*Goal of the exercise*
Each entry must appear again exactly as it does in the source.

*Figure content listings*
- - - - - - -

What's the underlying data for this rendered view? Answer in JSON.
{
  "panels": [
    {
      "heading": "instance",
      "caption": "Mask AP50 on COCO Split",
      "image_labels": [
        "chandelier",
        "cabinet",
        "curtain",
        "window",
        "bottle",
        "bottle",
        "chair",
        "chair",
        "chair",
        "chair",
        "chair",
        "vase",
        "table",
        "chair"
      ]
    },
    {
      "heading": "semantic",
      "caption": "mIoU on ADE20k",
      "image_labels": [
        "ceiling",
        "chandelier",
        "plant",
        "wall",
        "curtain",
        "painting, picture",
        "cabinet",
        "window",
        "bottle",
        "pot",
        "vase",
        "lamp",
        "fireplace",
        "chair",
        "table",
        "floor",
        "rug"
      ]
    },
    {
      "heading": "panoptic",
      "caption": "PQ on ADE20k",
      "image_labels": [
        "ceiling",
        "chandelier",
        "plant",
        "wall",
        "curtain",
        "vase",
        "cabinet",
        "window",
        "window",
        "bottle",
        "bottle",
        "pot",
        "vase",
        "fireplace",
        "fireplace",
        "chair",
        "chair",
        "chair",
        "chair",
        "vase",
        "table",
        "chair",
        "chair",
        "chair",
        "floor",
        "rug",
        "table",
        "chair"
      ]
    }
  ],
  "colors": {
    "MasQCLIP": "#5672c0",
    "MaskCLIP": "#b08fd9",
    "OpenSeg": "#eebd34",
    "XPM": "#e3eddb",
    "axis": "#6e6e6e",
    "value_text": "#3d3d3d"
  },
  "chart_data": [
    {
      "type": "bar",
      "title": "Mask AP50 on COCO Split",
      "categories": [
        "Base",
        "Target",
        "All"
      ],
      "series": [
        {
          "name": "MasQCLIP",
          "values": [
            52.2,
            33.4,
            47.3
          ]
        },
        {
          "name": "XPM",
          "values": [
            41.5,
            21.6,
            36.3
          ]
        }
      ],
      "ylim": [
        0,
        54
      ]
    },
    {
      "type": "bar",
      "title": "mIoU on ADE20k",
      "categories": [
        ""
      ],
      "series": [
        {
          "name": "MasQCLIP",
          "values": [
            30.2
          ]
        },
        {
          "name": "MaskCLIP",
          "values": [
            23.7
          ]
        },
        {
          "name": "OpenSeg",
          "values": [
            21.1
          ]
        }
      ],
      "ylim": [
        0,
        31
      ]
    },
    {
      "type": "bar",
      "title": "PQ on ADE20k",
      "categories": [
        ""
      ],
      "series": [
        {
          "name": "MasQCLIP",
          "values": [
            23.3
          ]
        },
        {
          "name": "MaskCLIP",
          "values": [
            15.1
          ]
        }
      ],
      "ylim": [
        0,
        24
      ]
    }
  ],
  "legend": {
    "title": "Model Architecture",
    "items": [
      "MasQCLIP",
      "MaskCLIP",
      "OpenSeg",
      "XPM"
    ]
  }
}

- - - - - - -

*Solution to this exercise*
What's the underlying data for this rendered view? Answer in JSON.
{
  "panels": [
    {
      "heading": "instance",
      "caption": "Mask AP50 on COCO Split",
      "image_labels": [
        "chandelier",
        "cabinet",
        "curtain",
        "window",
        "bottle",
        "bottle",
        "chair",
        "chair",
        "chair",
        "chair",
        "chair",
        "vase",
        "table",
        "chair"
      ]
    },
    {
      "heading": "semantic",
      "caption": "mIoU on ADE20k",
      "image_labels": [
        "ceiling",
        "chandelier",
        "plant",
        "wall",
        "curtain",
        "painting, picture",
        "cabinet",
        "window",
        "bottle",
        "pot",
        "vase",
        "lamp",
        "fireplace",
        "chair",
        "table",
        "floor",
        "rug"
      ]
    },
    {
      "heading": "panoptic",
      "caption": "PQ on ADE20k",
      "image_labels": [
        "ceiling",
        "chandelier",
        "plant",
        "wall",
        "curtain",
        "vase",
        "cabinet",
        "window",
        "window",
        "bottle",
        "bottle",
        "pot",
        "vase",
        "fireplace",
        "fireplace",
        "chair",
        "chair",
        "chair",
        "chair",
        "vase",
        "table",
        "chair",
        "chair",
        "chair",
        "floor",
        "rug",
        "table",
        "chair"
      ]
    }
  ],
  "colors": {
    "MasQCLIP": "#5672c0",
    "MaskCLIP": "#b08fd9",
    "OpenSeg": "#eebd34",
    "XPM": "#e3eddb",
    "axis": "#6e6e6e",
    "value_text": "#3d3d3d"
  },
  "chart_data": [
    {
      "type": "bar",
      "title": "Mask AP50 on COCO Split",
      "categories": [
        "Base",
        "Target",
        "All"
      ],
      "series": [
        {
          "name": "MasQCLIP",
          "values": [
            52.2,
            33.4,
            47.3
          ]
        },
        {
          "name": "XPM",
          "values": [
            41.5,
            21.6,
            36.3
          ]
        }
      ],
      "ylim": [
        0,
        54
      ]
    },
    {
      "type": "bar",
      "title": "mIoU on ADE20k",
      "categories": [
        ""
      ],
      "series": [
        {
          "name": "MasQCLIP",
          "values": [
            30.2
          ]
        },
        {
          "name": "MaskCLIP",
          "values": [
            23.7
          ]
        },
        {
          "name": "OpenSeg",
          "values": [
            21.1
          ]
        }
      ],
      "ylim": [
        0,
        31
      ]
    },
    {
      "type": "bar",
      "title": "PQ on ADE20k",
      "categories": [
        ""
      ],
      "series": [
        {
          "name": "MasQCLIP",
          "values": [
            23.3
          ]
        },
        {
          "name": "MaskCLIP",
          "values": [
            15.1
          ]
        }
      ],
      "ylim": [
        0,
        24
      ]
    }
  ],
  "legend": {
    "title": "Model Architecture",
    "items": [
      "MasQCLIP",
      "MaskCLIP",
      "OpenSeg",
      "XPM"
    ]
  }
}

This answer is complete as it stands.